─── RECORDS

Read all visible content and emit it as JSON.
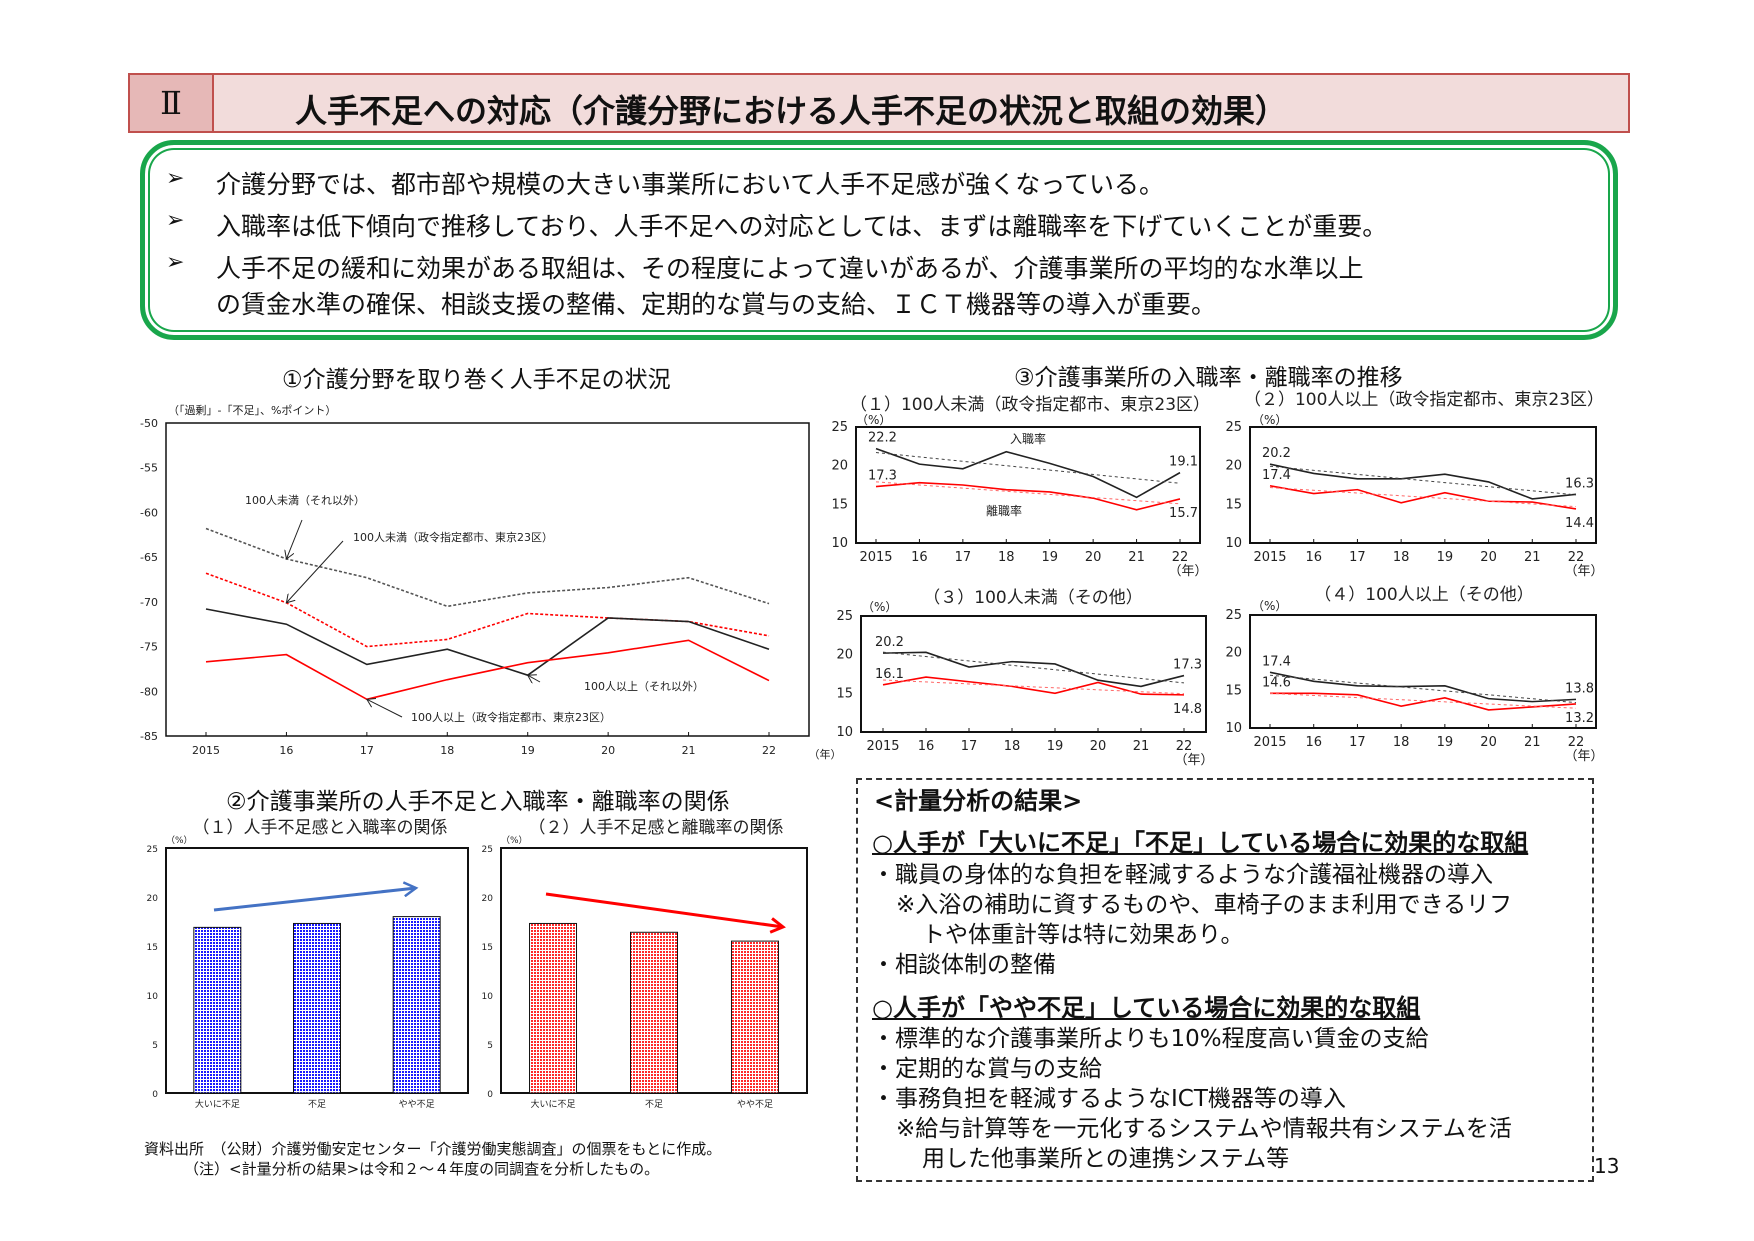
{
  "header": {
    "roman": "Ⅱ",
    "title": "人手不足への対応（介護分野における人手不足の状況と取組の効果）"
  },
  "summary": {
    "bullet_icon": "arrow-right-icon",
    "arrow": "➢",
    "lines": [
      "介護分野では、都市部や規模の大きい事業所において人手不足感が強くなっている。",
      "入職率は低下傾向で推移しており、人手不足への対応としては、まずは離職率を下げていくことが重要。",
      "人手不足の緩和に効果がある取組は、その程度によって違いがあるが、介護事業所の平均的な水準以上",
      "の賃金水準の確保、相談支援の整備、定期的な賞与の支給、ＩＣＴ機器等の導入が重要。"
    ]
  },
  "section1_title": "①介護分野を取り巻く人手不足の状況",
  "section2_title": "②介護事業所の人手不足と入職率・離職率の関係",
  "section3_title": "③介護事業所の入職率・離職率の推移",
  "chart_data": [
    {
      "id": "c1",
      "type": "line",
      "title": "①介護分野を取り巻く人手不足の状況",
      "ylabel": "（「過剰」-「不足」、%ポイント）",
      "xunit": "（年）",
      "x": [
        "2015",
        "16",
        "17",
        "18",
        "19",
        "20",
        "21",
        "22"
      ],
      "ylim": [
        -85,
        -50
      ],
      "yticks": [
        -50,
        -55,
        -60,
        -65,
        -70,
        -75,
        -80,
        -85
      ],
      "grid": false,
      "series": [
        {
          "name": "100人未満（それ以外）",
          "color": "#555555",
          "dash": true,
          "values": [
            -61.8,
            -65.2,
            -67.3,
            -70.5,
            -69.0,
            -68.4,
            -67.3,
            -70.2
          ]
        },
        {
          "name": "100人未満（政令指定都市、東京23区）",
          "color": "#ff0000",
          "dash": true,
          "values": [
            -66.8,
            -70.1,
            -75.0,
            -74.2,
            -71.3,
            -71.8,
            -72.2,
            -73.8
          ]
        },
        {
          "name": "100人以上（それ以外）",
          "color": "#222222",
          "dash": false,
          "values": [
            -70.8,
            -72.5,
            -77.0,
            -75.3,
            -78.2,
            -71.8,
            -72.2,
            -75.3
          ]
        },
        {
          "name": "100人以上（政令指定都市、東京23区）",
          "color": "#ff0000",
          "dash": false,
          "values": [
            -76.7,
            -75.9,
            -80.9,
            -78.7,
            -76.8,
            -75.7,
            -74.3,
            -78.8
          ]
        }
      ]
    },
    {
      "id": "p1",
      "type": "line",
      "title": "（１）100人未満（政令指定都市、東京23区）",
      "ylabel": "（%）",
      "xunit": "（年）",
      "x": [
        "2015",
        "16",
        "17",
        "18",
        "19",
        "20",
        "21",
        "22"
      ],
      "ylim": [
        10,
        25
      ],
      "yticks": [
        25,
        20,
        15,
        10
      ],
      "trend": true,
      "series": [
        {
          "name": "入職率",
          "color": "#222222",
          "values": [
            22.2,
            20.2,
            19.6,
            21.8,
            20.3,
            18.6,
            15.9,
            19.1
          ]
        },
        {
          "name": "離職率",
          "color": "#ff0000",
          "values": [
            17.3,
            17.8,
            17.5,
            16.9,
            16.6,
            15.8,
            14.3,
            15.7
          ]
        }
      ]
    },
    {
      "id": "p2",
      "type": "line",
      "title": "（２）100人以上（政令指定都市、東京23区）",
      "ylabel": "（%）",
      "xunit": "（年）",
      "x": [
        "2015",
        "16",
        "17",
        "18",
        "19",
        "20",
        "21",
        "22"
      ],
      "ylim": [
        10,
        25
      ],
      "yticks": [
        25,
        20,
        15,
        10
      ],
      "trend": true,
      "series": [
        {
          "name": "入職率",
          "color": "#222222",
          "values": [
            20.2,
            19.0,
            18.3,
            18.3,
            18.9,
            17.9,
            15.7,
            16.3
          ]
        },
        {
          "name": "離職率",
          "color": "#ff0000",
          "values": [
            17.4,
            16.4,
            16.9,
            15.2,
            16.5,
            15.4,
            15.3,
            14.4
          ]
        }
      ]
    },
    {
      "id": "p3",
      "type": "line",
      "title": "（３）100人未満（その他）",
      "ylabel": "（%）",
      "xunit": "（年）",
      "x": [
        "2015",
        "16",
        "17",
        "18",
        "19",
        "20",
        "21",
        "22"
      ],
      "ylim": [
        10,
        25
      ],
      "yticks": [
        25,
        20,
        15,
        10
      ],
      "trend": true,
      "series": [
        {
          "name": "入職率",
          "color": "#222222",
          "values": [
            20.2,
            20.3,
            18.4,
            19.1,
            18.8,
            16.7,
            15.9,
            17.3
          ]
        },
        {
          "name": "離職率",
          "color": "#ff0000",
          "values": [
            16.1,
            17.1,
            16.5,
            15.9,
            15.0,
            16.4,
            14.9,
            14.8
          ]
        }
      ]
    },
    {
      "id": "p4",
      "type": "line",
      "title": "（４）100人以上（その他）",
      "ylabel": "（%）",
      "xunit": "（年）",
      "x": [
        "2015",
        "16",
        "17",
        "18",
        "19",
        "20",
        "21",
        "22"
      ],
      "ylim": [
        10,
        25
      ],
      "yticks": [
        25,
        20,
        15,
        10
      ],
      "trend": true,
      "series": [
        {
          "name": "入職率",
          "color": "#222222",
          "values": [
            17.4,
            16.2,
            15.6,
            15.5,
            15.6,
            13.9,
            13.5,
            13.8
          ]
        },
        {
          "name": "離職率",
          "color": "#ff0000",
          "values": [
            14.6,
            14.6,
            14.4,
            12.9,
            14.0,
            12.4,
            12.8,
            13.2
          ]
        }
      ]
    },
    {
      "id": "b1",
      "type": "bar",
      "title": "（１）人手不足感と入職率の関係",
      "ylabel": "（%）",
      "categories": [
        "大いに不足",
        "不足",
        "やや不足"
      ],
      "values": [
        16.9,
        17.3,
        18.0
      ],
      "ylim": [
        0,
        25
      ],
      "yticks": [
        25,
        20,
        15,
        10,
        5,
        0
      ],
      "color": "#0000ff",
      "trend_arrow": "up"
    },
    {
      "id": "b2",
      "type": "bar",
      "title": "（２）人手不足感と離職率の関係",
      "ylabel": "（%）",
      "categories": [
        "大いに不足",
        "不足",
        "やや不足"
      ],
      "values": [
        17.3,
        16.4,
        15.5
      ],
      "ylim": [
        0,
        25
      ],
      "yticks": [
        25,
        20,
        15,
        10,
        5,
        0
      ],
      "color": "#ff0000",
      "trend_arrow": "down"
    }
  ],
  "results": {
    "heading": "<計量分析の結果>",
    "group1_title": "○人手が「大いに不足」「不足」している場合に効果的な取組",
    "group1_items": [
      "・職員の身体的な負担を軽減するような介護福祉機器の導入",
      "※入浴の補助に資するものや、車椅子のまま利用できるリフ",
      "トや体重計等は特に効果あり。",
      "・相談体制の整備"
    ],
    "group2_title": "○人手が「やや不足」している場合に効果的な取組",
    "group2_items": [
      "・標準的な介護事業所よりも10%程度高い賃金の支給",
      "・定期的な賞与の支給",
      "・事務負担を軽減するようなICT機器等の導入",
      "※給与計算等を一元化するシステムや情報共有システムを活",
      "用した他事業所との連携システム等"
    ]
  },
  "footer": {
    "source": "資料出所　（公財）介護労働安定センター「介護労働実態調査」の個票をもとに作成。",
    "note": "（注）<計量分析の結果>は令和２～４年度の同調査を分析したもの。",
    "page_number": "13"
  }
}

──────

WORK TO BE COMPLETED:
From the listing above, copy out each line where the word "定期的な賞与の支給" appears.

COMPLETE OUTPUT:
      "の賃金水準の確保、相談支援の整備、定期的な賞与の支給、ＩＣＴ機器等の導入が重要。"
      "・定期的な賞与の支給",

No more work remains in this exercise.